[Saved data entries]

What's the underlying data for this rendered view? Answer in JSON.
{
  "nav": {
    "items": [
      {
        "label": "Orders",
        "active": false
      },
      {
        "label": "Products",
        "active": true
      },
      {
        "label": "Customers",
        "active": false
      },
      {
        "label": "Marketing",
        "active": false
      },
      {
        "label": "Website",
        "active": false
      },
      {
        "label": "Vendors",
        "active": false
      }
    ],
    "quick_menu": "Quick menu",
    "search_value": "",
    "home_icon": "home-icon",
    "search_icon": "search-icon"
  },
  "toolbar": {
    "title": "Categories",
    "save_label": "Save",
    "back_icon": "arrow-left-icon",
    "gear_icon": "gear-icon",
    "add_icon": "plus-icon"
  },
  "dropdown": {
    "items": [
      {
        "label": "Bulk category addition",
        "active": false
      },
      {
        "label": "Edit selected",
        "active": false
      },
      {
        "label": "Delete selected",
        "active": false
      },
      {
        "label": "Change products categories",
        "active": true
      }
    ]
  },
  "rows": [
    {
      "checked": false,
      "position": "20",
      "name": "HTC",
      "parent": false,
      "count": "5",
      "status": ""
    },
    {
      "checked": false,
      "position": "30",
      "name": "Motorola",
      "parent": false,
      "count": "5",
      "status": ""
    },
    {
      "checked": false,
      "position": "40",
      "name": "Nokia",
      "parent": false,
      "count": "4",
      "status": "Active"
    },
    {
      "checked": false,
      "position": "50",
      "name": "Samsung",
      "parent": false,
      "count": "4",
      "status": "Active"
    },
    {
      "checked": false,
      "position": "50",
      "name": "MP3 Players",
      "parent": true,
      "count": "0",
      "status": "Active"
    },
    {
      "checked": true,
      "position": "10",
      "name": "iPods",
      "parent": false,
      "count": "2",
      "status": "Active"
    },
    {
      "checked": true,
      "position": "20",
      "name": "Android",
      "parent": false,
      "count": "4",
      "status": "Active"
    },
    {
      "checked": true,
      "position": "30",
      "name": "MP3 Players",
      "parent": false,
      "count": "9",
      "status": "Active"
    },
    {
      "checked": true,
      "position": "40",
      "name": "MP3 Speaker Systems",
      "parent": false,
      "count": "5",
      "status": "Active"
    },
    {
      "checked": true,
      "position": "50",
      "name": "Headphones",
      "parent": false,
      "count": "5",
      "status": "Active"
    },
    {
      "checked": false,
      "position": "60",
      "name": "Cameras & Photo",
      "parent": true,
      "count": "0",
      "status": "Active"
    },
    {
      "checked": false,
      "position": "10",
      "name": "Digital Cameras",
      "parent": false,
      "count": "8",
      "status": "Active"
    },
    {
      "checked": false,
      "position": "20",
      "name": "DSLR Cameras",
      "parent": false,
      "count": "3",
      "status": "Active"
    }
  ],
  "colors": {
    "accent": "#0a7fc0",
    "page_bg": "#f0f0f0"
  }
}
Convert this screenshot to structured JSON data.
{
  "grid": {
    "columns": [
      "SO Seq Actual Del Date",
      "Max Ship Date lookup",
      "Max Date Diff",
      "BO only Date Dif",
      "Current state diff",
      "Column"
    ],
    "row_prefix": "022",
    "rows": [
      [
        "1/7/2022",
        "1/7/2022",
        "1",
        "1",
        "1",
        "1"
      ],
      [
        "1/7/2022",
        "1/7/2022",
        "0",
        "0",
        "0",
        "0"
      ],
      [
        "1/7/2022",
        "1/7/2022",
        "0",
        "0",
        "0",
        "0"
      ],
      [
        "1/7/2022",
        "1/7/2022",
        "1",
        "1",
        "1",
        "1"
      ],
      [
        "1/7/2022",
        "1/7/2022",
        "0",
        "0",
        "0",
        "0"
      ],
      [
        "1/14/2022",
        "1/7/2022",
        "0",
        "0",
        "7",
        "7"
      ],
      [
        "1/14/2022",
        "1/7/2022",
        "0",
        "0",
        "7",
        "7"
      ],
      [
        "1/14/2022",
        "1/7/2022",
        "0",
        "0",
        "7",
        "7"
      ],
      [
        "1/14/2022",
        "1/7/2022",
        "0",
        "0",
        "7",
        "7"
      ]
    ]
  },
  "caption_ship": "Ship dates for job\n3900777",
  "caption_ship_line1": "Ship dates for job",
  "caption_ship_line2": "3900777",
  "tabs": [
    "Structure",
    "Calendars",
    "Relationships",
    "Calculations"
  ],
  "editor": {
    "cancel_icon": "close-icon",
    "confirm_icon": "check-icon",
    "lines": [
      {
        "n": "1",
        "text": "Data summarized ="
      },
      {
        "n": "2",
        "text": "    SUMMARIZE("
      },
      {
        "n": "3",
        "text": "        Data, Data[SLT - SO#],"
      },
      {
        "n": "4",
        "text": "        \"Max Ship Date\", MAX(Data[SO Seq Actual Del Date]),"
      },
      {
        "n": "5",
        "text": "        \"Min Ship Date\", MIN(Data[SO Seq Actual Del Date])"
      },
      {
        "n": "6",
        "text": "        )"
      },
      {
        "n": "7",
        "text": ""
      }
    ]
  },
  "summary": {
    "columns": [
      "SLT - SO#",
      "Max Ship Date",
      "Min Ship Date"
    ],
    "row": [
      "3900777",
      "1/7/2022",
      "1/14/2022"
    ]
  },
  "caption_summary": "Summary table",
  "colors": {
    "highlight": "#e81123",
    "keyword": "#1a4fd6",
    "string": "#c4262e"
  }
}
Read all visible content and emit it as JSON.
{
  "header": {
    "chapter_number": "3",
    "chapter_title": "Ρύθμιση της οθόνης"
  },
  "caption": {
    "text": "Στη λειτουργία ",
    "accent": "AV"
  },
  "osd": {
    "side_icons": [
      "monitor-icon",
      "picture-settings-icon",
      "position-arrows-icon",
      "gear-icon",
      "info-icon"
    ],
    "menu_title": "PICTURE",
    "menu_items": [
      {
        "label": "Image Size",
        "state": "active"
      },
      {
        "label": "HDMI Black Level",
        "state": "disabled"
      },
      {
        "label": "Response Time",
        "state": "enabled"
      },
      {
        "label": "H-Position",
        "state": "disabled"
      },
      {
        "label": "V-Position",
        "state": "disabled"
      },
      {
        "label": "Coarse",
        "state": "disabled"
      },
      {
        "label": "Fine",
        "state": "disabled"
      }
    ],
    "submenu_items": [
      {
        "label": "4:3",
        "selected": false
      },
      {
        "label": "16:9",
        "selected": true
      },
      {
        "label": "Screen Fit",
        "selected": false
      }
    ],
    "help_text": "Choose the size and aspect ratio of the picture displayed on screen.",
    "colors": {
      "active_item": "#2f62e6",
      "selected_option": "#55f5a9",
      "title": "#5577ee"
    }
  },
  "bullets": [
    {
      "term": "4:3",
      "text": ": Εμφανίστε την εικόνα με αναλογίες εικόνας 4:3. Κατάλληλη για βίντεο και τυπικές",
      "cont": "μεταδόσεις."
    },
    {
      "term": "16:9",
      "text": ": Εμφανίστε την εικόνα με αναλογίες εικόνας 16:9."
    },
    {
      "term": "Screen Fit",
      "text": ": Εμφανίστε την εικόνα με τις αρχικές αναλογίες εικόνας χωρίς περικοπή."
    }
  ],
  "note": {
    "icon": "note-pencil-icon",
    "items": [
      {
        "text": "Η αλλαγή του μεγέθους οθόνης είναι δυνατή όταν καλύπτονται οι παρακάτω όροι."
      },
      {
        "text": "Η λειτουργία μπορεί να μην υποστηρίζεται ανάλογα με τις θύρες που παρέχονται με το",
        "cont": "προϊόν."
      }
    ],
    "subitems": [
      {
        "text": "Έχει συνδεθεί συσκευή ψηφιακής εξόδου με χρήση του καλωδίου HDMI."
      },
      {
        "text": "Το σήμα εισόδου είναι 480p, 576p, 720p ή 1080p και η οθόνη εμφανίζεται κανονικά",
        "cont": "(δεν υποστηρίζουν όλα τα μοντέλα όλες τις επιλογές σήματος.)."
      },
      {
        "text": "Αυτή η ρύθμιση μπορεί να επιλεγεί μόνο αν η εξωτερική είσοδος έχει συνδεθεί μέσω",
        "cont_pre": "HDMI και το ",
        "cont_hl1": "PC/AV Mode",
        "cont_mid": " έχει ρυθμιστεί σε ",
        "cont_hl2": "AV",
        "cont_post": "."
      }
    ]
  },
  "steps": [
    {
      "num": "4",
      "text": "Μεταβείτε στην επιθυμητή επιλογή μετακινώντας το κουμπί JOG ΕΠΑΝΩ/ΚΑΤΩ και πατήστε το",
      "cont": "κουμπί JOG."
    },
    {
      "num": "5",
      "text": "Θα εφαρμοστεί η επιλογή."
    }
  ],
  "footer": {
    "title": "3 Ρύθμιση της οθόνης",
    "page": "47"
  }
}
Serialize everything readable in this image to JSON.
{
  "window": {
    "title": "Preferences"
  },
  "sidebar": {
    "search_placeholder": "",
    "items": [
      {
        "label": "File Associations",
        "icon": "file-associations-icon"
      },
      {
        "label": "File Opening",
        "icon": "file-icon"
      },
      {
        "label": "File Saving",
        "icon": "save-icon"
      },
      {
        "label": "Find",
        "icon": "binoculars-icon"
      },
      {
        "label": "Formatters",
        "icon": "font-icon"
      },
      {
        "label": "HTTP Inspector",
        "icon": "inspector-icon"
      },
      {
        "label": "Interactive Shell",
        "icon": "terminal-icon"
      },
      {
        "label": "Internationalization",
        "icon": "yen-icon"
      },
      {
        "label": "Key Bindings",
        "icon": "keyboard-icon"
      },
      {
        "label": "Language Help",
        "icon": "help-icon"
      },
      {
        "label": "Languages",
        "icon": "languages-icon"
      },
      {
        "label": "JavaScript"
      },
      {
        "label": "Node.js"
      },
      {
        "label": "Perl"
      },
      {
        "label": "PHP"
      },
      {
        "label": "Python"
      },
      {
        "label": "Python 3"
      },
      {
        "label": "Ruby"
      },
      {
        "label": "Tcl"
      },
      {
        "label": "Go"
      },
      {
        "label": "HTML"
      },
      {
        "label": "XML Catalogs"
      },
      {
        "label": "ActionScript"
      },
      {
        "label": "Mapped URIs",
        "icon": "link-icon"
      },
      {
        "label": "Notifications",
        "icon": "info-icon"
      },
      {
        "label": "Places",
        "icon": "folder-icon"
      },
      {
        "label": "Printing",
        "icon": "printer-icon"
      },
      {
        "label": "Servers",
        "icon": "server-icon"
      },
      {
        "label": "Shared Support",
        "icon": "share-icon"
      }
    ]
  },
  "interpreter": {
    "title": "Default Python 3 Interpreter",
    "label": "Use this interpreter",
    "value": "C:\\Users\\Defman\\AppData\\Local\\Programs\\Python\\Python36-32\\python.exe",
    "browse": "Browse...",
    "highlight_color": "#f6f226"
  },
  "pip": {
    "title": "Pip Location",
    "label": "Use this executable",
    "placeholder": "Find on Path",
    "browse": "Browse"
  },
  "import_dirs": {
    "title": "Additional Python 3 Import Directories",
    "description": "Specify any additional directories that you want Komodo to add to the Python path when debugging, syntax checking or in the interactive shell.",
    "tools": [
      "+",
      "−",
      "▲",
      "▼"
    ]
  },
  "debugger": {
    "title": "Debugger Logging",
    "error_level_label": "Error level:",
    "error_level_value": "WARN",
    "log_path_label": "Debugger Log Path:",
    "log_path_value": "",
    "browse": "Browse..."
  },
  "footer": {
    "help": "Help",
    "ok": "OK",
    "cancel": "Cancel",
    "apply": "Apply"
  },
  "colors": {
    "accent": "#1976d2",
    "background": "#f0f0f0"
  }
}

Task requirements:
From the records above, pull out each line that has "εικόνας".

Complete answer:
      "text": ": Εμφανίστε την εικόνα με αναλογίες εικόνας 4:3. Κατάλληλη για βίντεο και τυπικές",
      "text": ": Εμφανίστε την εικόνα με αναλογίες εικόνας 16:9."
      "text": ": Εμφανίστε την εικόνα με τις αρχικές αναλογίες εικόνας χωρίς περικοπή."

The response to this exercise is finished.